## [Your instructions]
An exact copy of every record is the expected answer.
[[ Entries supplied, beginning ]]
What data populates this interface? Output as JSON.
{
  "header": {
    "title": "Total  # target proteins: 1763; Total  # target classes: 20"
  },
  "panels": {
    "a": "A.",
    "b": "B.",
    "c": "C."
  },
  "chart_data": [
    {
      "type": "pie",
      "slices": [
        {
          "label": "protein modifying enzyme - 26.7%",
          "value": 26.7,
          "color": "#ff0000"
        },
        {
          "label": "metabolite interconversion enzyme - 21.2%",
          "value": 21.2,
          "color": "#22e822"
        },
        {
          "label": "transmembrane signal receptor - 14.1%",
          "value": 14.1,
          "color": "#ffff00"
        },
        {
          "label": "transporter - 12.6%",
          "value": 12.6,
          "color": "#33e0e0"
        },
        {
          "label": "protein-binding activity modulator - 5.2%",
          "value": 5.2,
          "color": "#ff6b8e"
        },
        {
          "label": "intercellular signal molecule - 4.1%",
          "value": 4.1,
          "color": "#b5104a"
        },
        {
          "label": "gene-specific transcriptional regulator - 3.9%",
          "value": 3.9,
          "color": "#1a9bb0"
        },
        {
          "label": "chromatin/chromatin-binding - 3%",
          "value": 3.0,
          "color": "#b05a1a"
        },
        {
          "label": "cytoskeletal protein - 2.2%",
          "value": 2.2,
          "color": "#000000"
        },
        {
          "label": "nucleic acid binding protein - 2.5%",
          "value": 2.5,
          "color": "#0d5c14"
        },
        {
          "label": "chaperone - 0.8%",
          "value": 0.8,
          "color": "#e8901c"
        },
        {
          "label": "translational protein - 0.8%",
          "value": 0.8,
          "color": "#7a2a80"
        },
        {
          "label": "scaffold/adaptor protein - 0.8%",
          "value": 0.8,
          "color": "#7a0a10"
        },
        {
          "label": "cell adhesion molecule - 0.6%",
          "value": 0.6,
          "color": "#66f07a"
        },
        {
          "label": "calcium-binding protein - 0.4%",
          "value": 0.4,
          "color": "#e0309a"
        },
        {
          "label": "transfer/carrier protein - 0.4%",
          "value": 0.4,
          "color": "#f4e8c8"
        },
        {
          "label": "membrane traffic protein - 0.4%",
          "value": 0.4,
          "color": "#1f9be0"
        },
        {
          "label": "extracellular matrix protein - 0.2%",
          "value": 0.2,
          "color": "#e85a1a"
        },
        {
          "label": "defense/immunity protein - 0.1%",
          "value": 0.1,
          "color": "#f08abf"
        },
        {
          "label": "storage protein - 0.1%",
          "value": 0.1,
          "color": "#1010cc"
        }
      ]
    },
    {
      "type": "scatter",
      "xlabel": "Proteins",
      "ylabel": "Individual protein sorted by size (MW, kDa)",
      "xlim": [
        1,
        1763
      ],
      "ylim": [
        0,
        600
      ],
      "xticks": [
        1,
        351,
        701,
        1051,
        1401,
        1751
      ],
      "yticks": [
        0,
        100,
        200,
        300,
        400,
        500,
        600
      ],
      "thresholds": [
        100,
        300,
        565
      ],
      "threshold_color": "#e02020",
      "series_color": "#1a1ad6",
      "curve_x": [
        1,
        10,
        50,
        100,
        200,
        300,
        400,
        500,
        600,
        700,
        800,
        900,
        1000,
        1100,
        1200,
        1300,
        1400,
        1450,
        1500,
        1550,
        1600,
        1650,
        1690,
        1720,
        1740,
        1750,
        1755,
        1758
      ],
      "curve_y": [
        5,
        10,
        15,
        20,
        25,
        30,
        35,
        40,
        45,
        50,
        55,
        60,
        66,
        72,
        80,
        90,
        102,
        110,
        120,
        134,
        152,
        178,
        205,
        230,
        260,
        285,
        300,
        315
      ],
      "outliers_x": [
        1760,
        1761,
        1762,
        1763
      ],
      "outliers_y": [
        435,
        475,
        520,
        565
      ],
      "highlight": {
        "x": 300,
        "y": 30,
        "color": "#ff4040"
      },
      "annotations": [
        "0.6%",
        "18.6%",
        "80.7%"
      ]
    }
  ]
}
[[ Entries supplied, end ]]
## [Exercise answer]
What data populates this interface? Output as JSON.
{
  "header": {
    "title": "Total  # target proteins: 1763; Total  # target classes: 20"
  },
  "panels": {
    "a": "A.",
    "b": "B.",
    "c": "C."
  },
  "chart_data": [
    {
      "type": "pie",
      "slices": [
        {
          "label": "protein modifying enzyme - 26.7%",
          "value": 26.7,
          "color": "#ff0000"
        },
        {
          "label": "metabolite interconversion enzyme - 21.2%",
          "value": 21.2,
          "color": "#22e822"
        },
        {
          "label": "transmembrane signal receptor - 14.1%",
          "value": 14.1,
          "color": "#ffff00"
        },
        {
          "label": "transporter - 12.6%",
          "value": 12.6,
          "color": "#33e0e0"
        },
        {
          "label": "protein-binding activity modulator - 5.2%",
          "value": 5.2,
          "color": "#ff6b8e"
        },
        {
          "label": "intercellular signal molecule - 4.1%",
          "value": 4.1,
          "color": "#b5104a"
        },
        {
          "label": "gene-specific transcriptional regulator - 3.9%",
          "value": 3.9,
          "color": "#1a9bb0"
        },
        {
          "label": "chromatin/chromatin-binding - 3%",
          "value": 3.0,
          "color": "#b05a1a"
        },
        {
          "label": "cytoskeletal protein - 2.2%",
          "value": 2.2,
          "color": "#000000"
        },
        {
          "label": "nucleic acid binding protein - 2.5%",
          "value": 2.5,
          "color": "#0d5c14"
        },
        {
          "label": "chaperone - 0.8%",
          "value": 0.8,
          "color": "#e8901c"
        },
        {
          "label": "translational protein - 0.8%",
          "value": 0.8,
          "color": "#7a2a80"
        },
        {
          "label": "scaffold/adaptor protein - 0.8%",
          "value": 0.8,
          "color": "#7a0a10"
        },
        {
          "label": "cell adhesion molecule - 0.6%",
          "value": 0.6,
          "color": "#66f07a"
        },
        {
          "label": "calcium-binding protein - 0.4%",
          "value": 0.4,
          "color": "#e0309a"
        },
        {
          "label": "transfer/carrier protein - 0.4%",
          "value": 0.4,
          "color": "#f4e8c8"
        },
        {
          "label": "membrane traffic protein - 0.4%",
          "value": 0.4,
          "color": "#1f9be0"
        },
        {
          "label": "extracellular matrix protein - 0.2%",
          "value": 0.2,
          "color": "#e85a1a"
        },
        {
          "label": "defense/immunity protein - 0.1%",
          "value": 0.1,
          "color": "#f08abf"
        },
        {
          "label": "storage protein - 0.1%",
          "value": 0.1,
          "color": "#1010cc"
        }
      ]
    },
    {
      "type": "scatter",
      "xlabel": "Proteins",
      "ylabel": "Individual protein sorted by size (MW, kDa)",
      "xlim": [
        1,
        1763
      ],
      "ylim": [
        0,
        600
      ],
      "xticks": [
        1,
        351,
        701,
        1051,
        1401,
        1751
      ],
      "yticks": [
        0,
        100,
        200,
        300,
        400,
        500,
        600
      ],
      "thresholds": [
        100,
        300,
        565
      ],
      "threshold_color": "#e02020",
      "series_color": "#1a1ad6",
      "curve_x": [
        1,
        10,
        50,
        100,
        200,
        300,
        400,
        500,
        600,
        700,
        800,
        900,
        1000,
        1100,
        1200,
        1300,
        1400,
        1450,
        1500,
        1550,
        1600,
        1650,
        1690,
        1720,
        1740,
        1750,
        1755,
        1758
      ],
      "curve_y": [
        5,
        10,
        15,
        20,
        25,
        30,
        35,
        40,
        45,
        50,
        55,
        60,
        66,
        72,
        80,
        90,
        102,
        110,
        120,
        134,
        152,
        178,
        205,
        230,
        260,
        285,
        300,
        315
      ],
      "outliers_x": [
        1760,
        1761,
        1762,
        1763
      ],
      "outliers_y": [
        435,
        475,
        520,
        565
      ],
      "highlight": {
        "x": 300,
        "y": 30,
        "color": "#ff4040"
      },
      "annotations": [
        "0.6%",
        "18.6%",
        "80.7%"
      ]
    }
  ]
}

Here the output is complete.